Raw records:
•••

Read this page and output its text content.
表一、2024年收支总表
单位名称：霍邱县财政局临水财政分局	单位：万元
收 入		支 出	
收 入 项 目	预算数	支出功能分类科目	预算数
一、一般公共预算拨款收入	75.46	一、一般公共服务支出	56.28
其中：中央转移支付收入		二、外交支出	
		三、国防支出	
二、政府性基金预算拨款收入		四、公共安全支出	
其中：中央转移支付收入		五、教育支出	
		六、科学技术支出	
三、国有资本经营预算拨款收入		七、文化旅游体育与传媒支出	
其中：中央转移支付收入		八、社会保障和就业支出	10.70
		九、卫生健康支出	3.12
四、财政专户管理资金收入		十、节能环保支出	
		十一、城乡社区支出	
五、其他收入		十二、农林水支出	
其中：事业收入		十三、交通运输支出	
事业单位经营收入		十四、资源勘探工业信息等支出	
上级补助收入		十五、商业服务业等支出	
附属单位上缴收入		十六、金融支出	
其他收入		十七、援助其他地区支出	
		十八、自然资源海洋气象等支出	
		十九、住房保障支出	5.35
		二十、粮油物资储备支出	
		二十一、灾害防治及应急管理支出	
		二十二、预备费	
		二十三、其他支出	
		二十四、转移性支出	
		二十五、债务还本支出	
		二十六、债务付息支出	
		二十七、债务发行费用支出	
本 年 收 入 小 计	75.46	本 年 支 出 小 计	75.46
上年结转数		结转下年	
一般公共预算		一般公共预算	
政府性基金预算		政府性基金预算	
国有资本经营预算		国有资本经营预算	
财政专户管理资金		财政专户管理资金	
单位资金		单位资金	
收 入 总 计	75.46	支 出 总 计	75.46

•••

YOUR GOAL - Take every line containing the word "中央转移支付收入" and copy it.

FINISHED ANSWER -
其中：中央转移支付收入		二、外交支出	
其中：中央转移支付收入		五、教育支出	
其中：中央转移支付收入		八、社会保障和就业支出	10.70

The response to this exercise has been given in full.